__Given problem__:
Find every line in the records below that holds the word "will" and copy it.

Begin Supplied data

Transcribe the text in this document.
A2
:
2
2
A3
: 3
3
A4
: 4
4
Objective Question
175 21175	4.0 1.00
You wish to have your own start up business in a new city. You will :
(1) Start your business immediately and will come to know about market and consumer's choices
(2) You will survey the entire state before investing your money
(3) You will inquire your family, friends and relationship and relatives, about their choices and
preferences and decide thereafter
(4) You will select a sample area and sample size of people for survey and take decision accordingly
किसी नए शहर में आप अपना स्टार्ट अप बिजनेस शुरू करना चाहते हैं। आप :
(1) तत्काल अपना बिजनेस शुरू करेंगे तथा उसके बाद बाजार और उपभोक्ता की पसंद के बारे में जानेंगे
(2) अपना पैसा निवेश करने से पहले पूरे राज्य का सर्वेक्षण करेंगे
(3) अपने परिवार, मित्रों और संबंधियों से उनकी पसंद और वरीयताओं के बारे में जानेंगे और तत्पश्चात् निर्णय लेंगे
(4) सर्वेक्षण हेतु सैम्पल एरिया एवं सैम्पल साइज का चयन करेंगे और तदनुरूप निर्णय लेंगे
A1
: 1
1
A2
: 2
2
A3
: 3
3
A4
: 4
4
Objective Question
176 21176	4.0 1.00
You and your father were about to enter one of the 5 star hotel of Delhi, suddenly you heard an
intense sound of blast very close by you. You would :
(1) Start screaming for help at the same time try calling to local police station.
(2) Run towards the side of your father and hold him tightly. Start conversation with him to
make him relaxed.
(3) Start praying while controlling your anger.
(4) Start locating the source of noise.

End Supplied data

__Expected answer__:
You wish to have your own start up business in a new city. You will :
(1) Start your business immediately and will come to know about market and consumer's choices
(2) You will survey the entire state before investing your money
(3) You will inquire your family, friends and relationship and relatives, about their choices and
(4) You will select a sample area and sample size of people for survey and take decision accordingly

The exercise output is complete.